(Stored items from a collection)
■ ■ ■ ■ ■ ■ ■
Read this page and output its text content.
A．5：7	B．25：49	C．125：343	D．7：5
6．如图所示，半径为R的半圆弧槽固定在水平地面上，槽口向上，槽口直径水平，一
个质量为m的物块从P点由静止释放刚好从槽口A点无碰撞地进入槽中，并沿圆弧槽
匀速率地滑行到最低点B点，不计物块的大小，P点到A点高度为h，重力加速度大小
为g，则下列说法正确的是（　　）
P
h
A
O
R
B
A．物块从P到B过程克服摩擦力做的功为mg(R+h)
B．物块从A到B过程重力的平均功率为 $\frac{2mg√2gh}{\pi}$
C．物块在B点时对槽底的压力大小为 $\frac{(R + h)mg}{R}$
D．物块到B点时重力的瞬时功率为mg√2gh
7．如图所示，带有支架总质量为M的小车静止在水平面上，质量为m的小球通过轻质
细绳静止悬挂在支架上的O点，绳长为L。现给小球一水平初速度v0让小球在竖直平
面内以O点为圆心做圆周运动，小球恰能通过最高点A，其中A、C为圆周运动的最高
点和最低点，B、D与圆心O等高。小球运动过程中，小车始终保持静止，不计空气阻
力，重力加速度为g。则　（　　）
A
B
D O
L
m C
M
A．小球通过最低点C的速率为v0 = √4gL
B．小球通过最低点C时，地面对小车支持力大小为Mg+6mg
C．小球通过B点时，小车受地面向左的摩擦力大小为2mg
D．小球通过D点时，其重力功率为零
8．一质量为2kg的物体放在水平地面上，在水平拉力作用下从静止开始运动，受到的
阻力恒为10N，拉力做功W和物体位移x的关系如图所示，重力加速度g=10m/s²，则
■ ■ ■ ■ ■ ■ ■
**Directions:** Reproduce the material precisely, including every line.

**Full response:**
Read this page and output its text content.
A．5：7	B．25：49	C．125：343	D．7：5
6．如图所示，半径为R的半圆弧槽固定在水平地面上，槽口向上，槽口直径水平，一
个质量为m的物块从P点由静止释放刚好从槽口A点无碰撞地进入槽中，并沿圆弧槽
匀速率地滑行到最低点B点，不计物块的大小，P点到A点高度为h，重力加速度大小
为g，则下列说法正确的是（　　）
P
h
A
O
R
B
A．物块从P到B过程克服摩擦力做的功为mg(R+h)
B．物块从A到B过程重力的平均功率为 $\frac{2mg√2gh}{\pi}$
C．物块在B点时对槽底的压力大小为 $\frac{(R + h)mg}{R}$
D．物块到B点时重力的瞬时功率为mg√2gh
7．如图所示，带有支架总质量为M的小车静止在水平面上，质量为m的小球通过轻质
细绳静止悬挂在支架上的O点，绳长为L。现给小球一水平初速度v0让小球在竖直平
面内以O点为圆心做圆周运动，小球恰能通过最高点A，其中A、C为圆周运动的最高
点和最低点，B、D与圆心O等高。小球运动过程中，小车始终保持静止，不计空气阻
力，重力加速度为g。则　（　　）
A
B
D O
L
m C
M
A．小球通过最低点C的速率为v0 = √4gL
B．小球通过最低点C时，地面对小车支持力大小为Mg+6mg
C．小球通过B点时，小车受地面向左的摩擦力大小为2mg
D．小球通过D点时，其重力功率为零
8．一质量为2kg的物体放在水平地面上，在水平拉力作用下从静止开始运动，受到的
阻力恒为10N，拉力做功W和物体位移x的关系如图所示，重力加速度g=10m/s²，则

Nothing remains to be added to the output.